## Your instructions
Pick out every line of the entries below where "title" occurs, and copy those lines.

## Dataset records
• • • • • • •
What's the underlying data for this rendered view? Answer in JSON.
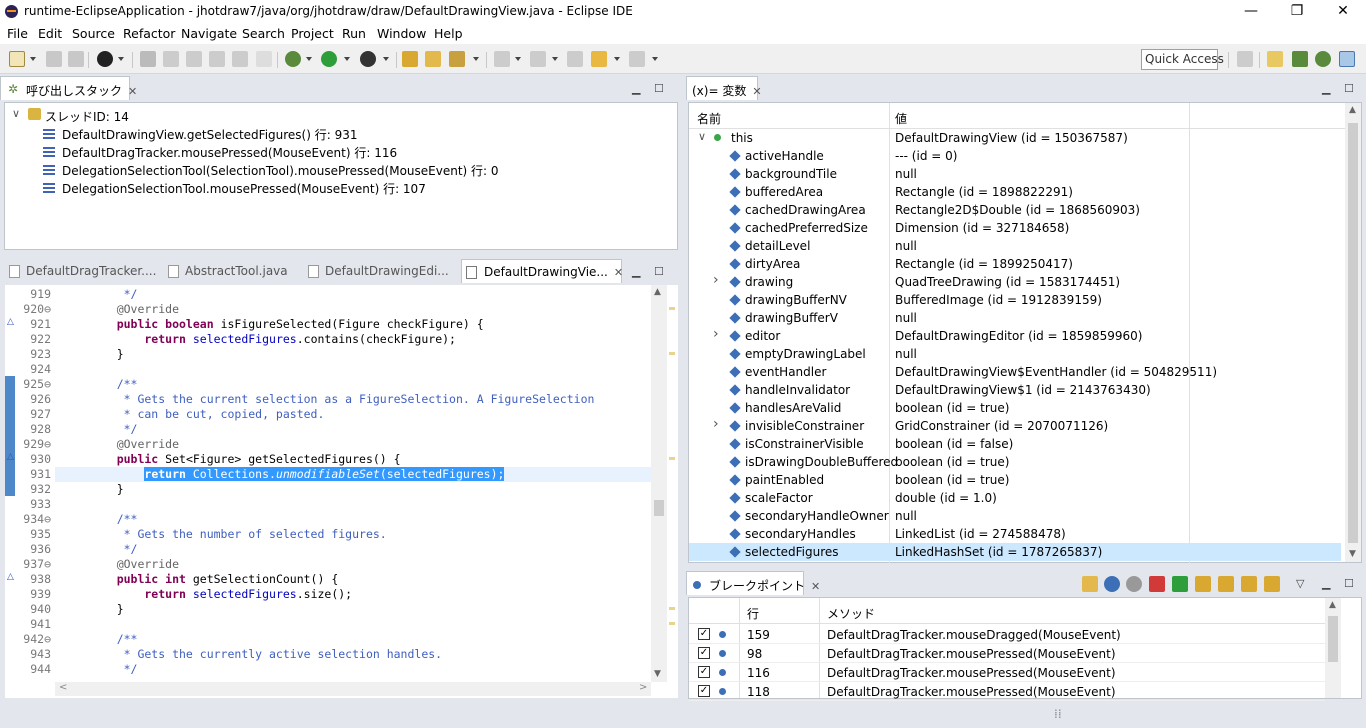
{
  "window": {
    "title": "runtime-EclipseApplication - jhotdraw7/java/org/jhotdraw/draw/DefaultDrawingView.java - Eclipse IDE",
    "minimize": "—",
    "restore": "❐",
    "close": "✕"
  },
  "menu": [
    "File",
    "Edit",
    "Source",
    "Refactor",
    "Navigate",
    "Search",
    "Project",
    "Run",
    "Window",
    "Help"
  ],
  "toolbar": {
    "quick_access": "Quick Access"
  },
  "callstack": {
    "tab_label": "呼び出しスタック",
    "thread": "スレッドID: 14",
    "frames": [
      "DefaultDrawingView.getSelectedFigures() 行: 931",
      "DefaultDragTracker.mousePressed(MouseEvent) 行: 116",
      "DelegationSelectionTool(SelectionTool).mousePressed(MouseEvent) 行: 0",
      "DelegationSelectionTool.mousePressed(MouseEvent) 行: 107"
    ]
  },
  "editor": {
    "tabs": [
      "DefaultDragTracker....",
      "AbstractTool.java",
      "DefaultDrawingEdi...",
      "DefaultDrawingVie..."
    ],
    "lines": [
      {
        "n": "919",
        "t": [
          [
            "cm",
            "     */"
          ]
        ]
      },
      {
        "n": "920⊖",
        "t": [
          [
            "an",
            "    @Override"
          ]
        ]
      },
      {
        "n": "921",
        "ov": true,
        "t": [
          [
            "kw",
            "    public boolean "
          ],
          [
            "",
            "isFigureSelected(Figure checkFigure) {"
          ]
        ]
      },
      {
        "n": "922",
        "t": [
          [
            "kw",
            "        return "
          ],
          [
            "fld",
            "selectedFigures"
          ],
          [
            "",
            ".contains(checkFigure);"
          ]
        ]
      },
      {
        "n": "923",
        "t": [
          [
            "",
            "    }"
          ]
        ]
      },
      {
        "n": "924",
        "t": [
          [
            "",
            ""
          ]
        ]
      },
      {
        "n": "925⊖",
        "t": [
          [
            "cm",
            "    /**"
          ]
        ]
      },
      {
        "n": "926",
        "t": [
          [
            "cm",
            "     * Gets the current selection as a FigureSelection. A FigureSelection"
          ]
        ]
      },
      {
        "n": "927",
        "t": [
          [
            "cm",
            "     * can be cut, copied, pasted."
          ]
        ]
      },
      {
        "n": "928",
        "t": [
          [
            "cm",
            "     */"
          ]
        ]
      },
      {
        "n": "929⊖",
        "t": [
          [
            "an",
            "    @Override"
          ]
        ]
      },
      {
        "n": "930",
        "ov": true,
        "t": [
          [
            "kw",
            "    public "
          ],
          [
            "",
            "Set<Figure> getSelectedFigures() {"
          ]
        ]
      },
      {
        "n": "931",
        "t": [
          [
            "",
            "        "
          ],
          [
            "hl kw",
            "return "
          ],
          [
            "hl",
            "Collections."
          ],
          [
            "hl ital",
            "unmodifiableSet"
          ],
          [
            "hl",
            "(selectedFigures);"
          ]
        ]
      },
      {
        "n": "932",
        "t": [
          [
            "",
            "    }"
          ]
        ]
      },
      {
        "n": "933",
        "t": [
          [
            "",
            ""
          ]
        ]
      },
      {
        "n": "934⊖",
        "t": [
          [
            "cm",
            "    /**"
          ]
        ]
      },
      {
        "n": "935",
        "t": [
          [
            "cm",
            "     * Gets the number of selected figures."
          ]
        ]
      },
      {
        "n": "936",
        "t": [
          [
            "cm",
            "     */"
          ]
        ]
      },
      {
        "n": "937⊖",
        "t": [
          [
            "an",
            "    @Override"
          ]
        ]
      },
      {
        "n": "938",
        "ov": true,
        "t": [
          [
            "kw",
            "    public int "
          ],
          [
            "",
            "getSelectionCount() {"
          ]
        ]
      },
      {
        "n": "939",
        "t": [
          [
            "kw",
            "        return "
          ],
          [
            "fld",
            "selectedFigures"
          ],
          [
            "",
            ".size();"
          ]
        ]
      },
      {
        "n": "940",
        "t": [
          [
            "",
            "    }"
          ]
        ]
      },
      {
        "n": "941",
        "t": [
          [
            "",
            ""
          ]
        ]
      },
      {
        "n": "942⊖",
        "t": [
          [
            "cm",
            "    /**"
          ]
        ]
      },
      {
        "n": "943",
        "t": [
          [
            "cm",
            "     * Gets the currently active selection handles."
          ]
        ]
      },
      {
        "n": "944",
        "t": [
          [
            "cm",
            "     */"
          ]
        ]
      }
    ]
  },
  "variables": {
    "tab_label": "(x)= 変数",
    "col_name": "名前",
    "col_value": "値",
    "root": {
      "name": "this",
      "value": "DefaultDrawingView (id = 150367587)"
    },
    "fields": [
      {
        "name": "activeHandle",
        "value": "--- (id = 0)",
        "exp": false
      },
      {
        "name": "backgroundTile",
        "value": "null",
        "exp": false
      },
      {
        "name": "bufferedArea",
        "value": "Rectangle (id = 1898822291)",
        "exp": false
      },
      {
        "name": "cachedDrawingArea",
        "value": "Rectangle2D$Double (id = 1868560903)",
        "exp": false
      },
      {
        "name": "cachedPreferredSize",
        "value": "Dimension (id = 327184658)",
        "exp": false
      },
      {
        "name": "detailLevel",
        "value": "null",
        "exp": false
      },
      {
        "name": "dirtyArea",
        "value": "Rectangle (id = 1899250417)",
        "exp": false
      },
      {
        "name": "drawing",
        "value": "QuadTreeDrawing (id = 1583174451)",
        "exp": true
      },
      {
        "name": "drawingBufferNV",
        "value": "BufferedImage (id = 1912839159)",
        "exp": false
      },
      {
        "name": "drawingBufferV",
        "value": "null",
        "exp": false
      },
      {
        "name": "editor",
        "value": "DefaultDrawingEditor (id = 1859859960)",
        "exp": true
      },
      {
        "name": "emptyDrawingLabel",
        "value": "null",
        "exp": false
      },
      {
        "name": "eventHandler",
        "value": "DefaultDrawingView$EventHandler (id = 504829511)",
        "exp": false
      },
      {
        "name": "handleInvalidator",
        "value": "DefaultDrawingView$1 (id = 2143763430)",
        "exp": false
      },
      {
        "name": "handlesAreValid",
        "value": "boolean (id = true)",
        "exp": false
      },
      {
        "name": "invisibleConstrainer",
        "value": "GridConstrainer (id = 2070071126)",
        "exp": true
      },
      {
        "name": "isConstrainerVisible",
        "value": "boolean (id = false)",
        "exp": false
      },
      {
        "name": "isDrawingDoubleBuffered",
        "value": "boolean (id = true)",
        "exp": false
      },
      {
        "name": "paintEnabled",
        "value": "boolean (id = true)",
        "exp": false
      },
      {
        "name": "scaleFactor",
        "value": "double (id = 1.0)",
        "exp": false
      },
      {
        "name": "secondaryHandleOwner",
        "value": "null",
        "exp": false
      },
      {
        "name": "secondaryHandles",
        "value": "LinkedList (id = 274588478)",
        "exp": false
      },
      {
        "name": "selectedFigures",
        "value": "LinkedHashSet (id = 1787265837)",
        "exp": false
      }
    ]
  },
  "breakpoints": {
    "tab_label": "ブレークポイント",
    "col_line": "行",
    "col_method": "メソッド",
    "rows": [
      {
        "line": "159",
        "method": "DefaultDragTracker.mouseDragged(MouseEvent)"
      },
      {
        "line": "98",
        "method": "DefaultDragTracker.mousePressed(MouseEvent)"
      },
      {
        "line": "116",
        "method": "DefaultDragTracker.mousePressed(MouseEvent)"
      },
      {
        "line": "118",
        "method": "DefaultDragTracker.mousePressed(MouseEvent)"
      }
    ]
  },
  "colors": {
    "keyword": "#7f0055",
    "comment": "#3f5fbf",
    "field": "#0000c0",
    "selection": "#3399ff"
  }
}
• • • • • • •
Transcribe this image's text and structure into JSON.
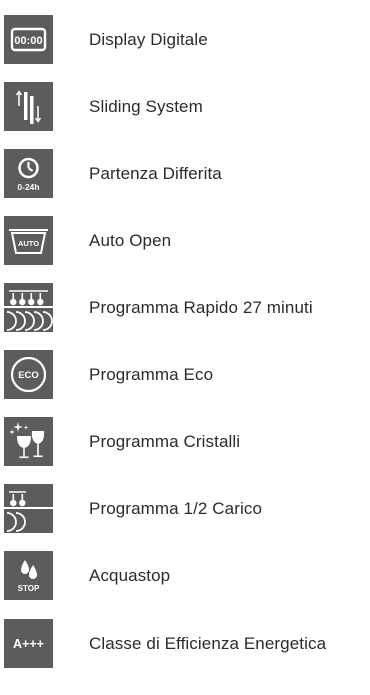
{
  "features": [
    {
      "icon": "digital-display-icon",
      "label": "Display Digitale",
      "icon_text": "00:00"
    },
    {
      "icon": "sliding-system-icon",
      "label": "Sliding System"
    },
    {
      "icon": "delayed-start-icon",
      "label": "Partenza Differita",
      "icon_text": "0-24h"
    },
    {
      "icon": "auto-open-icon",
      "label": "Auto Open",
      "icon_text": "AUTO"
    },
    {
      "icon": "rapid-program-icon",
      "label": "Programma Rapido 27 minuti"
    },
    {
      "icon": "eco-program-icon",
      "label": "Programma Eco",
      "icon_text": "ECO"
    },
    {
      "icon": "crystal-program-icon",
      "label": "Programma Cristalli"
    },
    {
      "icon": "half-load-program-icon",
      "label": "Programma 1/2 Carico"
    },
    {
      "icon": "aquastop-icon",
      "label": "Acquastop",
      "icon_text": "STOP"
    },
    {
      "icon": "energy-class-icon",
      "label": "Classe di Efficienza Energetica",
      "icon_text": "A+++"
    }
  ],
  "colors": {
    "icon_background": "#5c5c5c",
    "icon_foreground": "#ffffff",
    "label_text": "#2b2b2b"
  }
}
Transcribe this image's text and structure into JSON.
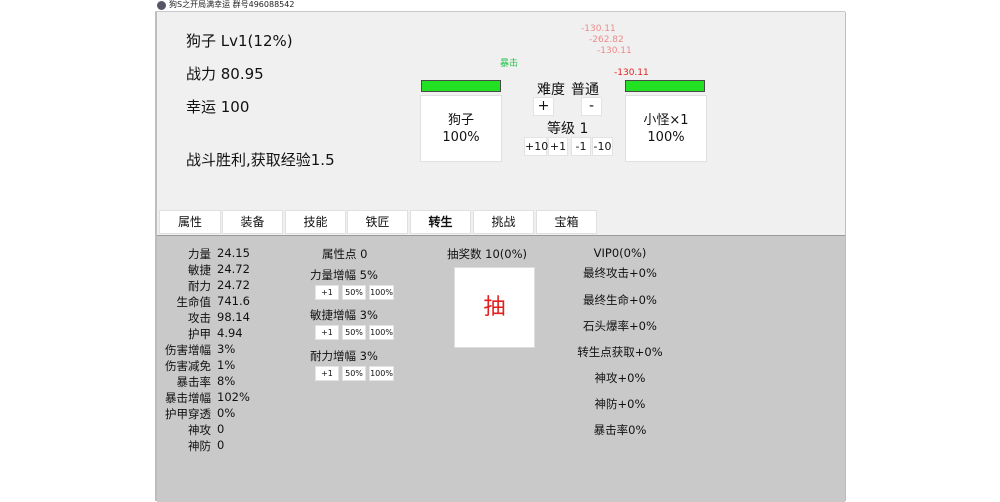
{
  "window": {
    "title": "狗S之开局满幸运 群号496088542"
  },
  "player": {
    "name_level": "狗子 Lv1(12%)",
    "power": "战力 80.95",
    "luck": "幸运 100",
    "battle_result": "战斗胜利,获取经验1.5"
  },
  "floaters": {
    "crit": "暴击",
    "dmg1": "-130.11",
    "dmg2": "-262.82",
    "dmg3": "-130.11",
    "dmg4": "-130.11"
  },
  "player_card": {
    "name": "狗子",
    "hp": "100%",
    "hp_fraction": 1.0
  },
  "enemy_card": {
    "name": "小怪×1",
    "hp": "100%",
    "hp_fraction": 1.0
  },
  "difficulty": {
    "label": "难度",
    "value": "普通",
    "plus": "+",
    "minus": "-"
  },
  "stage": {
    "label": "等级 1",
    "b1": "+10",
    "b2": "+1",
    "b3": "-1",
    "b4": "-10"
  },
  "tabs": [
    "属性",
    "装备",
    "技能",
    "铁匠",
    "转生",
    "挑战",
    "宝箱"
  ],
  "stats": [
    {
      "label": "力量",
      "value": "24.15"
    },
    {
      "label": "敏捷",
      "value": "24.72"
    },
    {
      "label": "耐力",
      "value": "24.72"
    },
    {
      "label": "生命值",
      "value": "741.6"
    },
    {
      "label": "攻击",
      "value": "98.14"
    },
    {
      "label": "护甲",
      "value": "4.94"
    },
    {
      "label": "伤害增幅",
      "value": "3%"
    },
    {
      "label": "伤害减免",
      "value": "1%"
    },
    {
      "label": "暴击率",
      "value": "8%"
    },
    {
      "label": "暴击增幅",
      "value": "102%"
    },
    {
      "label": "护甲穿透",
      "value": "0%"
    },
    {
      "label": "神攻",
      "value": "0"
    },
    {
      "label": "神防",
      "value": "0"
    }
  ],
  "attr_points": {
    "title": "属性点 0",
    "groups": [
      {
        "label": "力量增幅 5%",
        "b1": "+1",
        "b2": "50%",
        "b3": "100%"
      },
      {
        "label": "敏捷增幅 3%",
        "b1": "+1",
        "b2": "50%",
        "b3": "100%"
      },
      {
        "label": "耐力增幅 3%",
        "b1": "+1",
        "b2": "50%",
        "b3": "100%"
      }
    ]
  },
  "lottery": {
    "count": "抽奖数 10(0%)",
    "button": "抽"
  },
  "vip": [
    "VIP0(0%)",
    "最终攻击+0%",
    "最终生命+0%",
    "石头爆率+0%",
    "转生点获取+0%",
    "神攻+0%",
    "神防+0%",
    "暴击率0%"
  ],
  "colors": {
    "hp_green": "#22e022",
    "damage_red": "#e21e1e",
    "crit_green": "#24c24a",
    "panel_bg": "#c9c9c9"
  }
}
• • • • • • •
## Response to this exercise
    "title": "runtime-EclipseApplication - jhotdraw7/java/org/jhotdraw/draw/DefaultDrawingView.java - Eclipse IDE",
    "title": "狗S之开局满幸运 群号496088542"
    "title": "属性点 0",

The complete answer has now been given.